## START
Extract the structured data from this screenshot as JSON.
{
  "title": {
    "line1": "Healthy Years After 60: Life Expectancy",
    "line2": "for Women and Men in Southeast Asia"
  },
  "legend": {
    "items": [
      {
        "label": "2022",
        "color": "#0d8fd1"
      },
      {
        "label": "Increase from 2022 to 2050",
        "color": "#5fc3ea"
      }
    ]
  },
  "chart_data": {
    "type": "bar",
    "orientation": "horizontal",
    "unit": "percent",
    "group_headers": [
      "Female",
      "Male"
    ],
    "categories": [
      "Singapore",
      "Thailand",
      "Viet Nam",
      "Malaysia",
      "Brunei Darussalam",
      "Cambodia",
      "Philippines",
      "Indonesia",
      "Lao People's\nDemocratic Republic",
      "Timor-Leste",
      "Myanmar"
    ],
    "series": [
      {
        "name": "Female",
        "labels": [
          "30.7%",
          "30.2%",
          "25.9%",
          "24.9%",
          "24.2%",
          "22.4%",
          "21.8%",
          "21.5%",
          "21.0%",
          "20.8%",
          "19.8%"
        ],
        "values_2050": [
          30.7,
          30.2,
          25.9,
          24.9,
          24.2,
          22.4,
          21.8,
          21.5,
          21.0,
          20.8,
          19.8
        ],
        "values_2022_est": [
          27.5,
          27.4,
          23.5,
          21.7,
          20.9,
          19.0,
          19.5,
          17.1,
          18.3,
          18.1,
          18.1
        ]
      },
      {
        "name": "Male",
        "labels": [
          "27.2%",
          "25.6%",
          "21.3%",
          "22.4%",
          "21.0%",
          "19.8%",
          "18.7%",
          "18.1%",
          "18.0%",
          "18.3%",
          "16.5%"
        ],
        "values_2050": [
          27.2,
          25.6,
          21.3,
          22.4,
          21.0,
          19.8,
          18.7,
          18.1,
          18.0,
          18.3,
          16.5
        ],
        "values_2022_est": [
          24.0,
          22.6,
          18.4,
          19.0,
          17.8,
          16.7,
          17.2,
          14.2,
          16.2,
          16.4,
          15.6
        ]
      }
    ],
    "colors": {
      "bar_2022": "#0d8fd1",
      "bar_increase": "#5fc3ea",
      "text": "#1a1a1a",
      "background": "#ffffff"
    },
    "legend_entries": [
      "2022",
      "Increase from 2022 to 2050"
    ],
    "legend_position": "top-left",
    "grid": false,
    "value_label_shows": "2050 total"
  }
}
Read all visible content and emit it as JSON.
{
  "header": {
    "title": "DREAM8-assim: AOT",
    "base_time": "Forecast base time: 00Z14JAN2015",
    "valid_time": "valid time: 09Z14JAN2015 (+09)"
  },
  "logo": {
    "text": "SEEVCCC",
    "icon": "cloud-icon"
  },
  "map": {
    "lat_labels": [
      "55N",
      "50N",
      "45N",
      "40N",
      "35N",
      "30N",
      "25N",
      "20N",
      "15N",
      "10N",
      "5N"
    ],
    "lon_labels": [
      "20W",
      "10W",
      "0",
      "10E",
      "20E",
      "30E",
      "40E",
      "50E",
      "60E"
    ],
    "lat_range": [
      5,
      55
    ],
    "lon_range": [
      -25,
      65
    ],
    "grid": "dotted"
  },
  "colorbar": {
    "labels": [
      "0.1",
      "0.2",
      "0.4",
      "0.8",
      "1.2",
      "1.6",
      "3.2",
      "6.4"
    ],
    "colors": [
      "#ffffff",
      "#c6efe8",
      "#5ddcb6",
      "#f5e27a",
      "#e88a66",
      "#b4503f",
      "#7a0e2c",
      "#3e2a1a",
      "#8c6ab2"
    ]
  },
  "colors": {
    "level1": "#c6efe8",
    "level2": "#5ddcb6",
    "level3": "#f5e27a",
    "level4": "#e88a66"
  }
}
## END
**Short problem**
Where a line contains "time", copy that line.

**Full output**
    "base_time": "Forecast base time: 00Z14JAN2015",
    "valid_time": "valid time: 09Z14JAN2015 (+09)"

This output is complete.